▸ **EXERCISE DIRECTIONS**: Without the pictures, reproduce the records that follow exactly.

▸ **INFORMATION SUPPLIED**:
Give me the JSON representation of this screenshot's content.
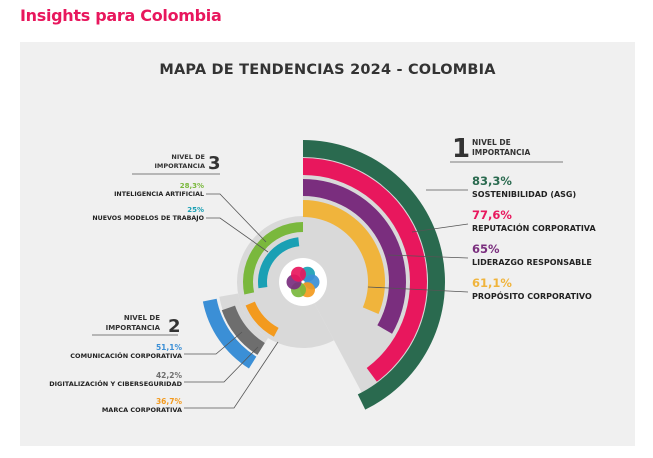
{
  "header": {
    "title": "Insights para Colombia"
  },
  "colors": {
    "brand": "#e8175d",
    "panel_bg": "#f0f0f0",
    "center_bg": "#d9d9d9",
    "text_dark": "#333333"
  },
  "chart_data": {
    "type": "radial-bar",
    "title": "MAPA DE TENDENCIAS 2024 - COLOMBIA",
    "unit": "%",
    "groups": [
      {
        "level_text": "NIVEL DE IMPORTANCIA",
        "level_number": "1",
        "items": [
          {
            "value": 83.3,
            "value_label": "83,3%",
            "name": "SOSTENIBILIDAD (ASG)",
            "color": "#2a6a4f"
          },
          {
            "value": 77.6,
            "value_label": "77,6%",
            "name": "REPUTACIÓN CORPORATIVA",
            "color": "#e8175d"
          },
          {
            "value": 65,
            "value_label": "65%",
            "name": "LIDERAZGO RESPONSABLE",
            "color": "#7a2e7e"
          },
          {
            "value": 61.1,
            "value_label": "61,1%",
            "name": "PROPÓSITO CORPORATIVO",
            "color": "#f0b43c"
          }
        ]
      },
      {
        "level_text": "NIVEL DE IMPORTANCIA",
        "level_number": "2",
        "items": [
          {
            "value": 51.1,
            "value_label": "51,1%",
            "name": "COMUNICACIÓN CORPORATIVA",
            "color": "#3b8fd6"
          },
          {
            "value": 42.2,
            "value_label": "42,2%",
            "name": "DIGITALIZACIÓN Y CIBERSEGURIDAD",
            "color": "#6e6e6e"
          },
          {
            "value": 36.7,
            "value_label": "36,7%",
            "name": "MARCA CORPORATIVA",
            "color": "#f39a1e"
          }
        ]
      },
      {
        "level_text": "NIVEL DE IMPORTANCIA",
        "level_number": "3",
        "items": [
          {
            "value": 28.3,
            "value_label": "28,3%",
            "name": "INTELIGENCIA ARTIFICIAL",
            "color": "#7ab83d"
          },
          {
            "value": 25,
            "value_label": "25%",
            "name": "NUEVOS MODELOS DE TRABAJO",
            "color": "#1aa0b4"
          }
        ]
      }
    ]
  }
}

▸ **FULL ANSWER**:
Give me the JSON representation of this screenshot's content.
{
  "header": {
    "title": "Insights para Colombia"
  },
  "colors": {
    "brand": "#e8175d",
    "panel_bg": "#f0f0f0",
    "center_bg": "#d9d9d9",
    "text_dark": "#333333"
  },
  "chart_data": {
    "type": "radial-bar",
    "title": "MAPA DE TENDENCIAS 2024 - COLOMBIA",
    "unit": "%",
    "groups": [
      {
        "level_text": "NIVEL DE IMPORTANCIA",
        "level_number": "1",
        "items": [
          {
            "value": 83.3,
            "value_label": "83,3%",
            "name": "SOSTENIBILIDAD (ASG)",
            "color": "#2a6a4f"
          },
          {
            "value": 77.6,
            "value_label": "77,6%",
            "name": "REPUTACIÓN CORPORATIVA",
            "color": "#e8175d"
          },
          {
            "value": 65,
            "value_label": "65%",
            "name": "LIDERAZGO RESPONSABLE",
            "color": "#7a2e7e"
          },
          {
            "value": 61.1,
            "value_label": "61,1%",
            "name": "PROPÓSITO CORPORATIVO",
            "color": "#f0b43c"
          }
        ]
      },
      {
        "level_text": "NIVEL DE IMPORTANCIA",
        "level_number": "2",
        "items": [
          {
            "value": 51.1,
            "value_label": "51,1%",
            "name": "COMUNICACIÓN CORPORATIVA",
            "color": "#3b8fd6"
          },
          {
            "value": 42.2,
            "value_label": "42,2%",
            "name": "DIGITALIZACIÓN Y CIBERSEGURIDAD",
            "color": "#6e6e6e"
          },
          {
            "value": 36.7,
            "value_label": "36,7%",
            "name": "MARCA CORPORATIVA",
            "color": "#f39a1e"
          }
        ]
      },
      {
        "level_text": "NIVEL DE IMPORTANCIA",
        "level_number": "3",
        "items": [
          {
            "value": 28.3,
            "value_label": "28,3%",
            "name": "INTELIGENCIA ARTIFICIAL",
            "color": "#7ab83d"
          },
          {
            "value": 25,
            "value_label": "25%",
            "name": "NUEVOS MODELOS DE TRABAJO",
            "color": "#1aa0b4"
          }
        ]
      }
    ]
  }
}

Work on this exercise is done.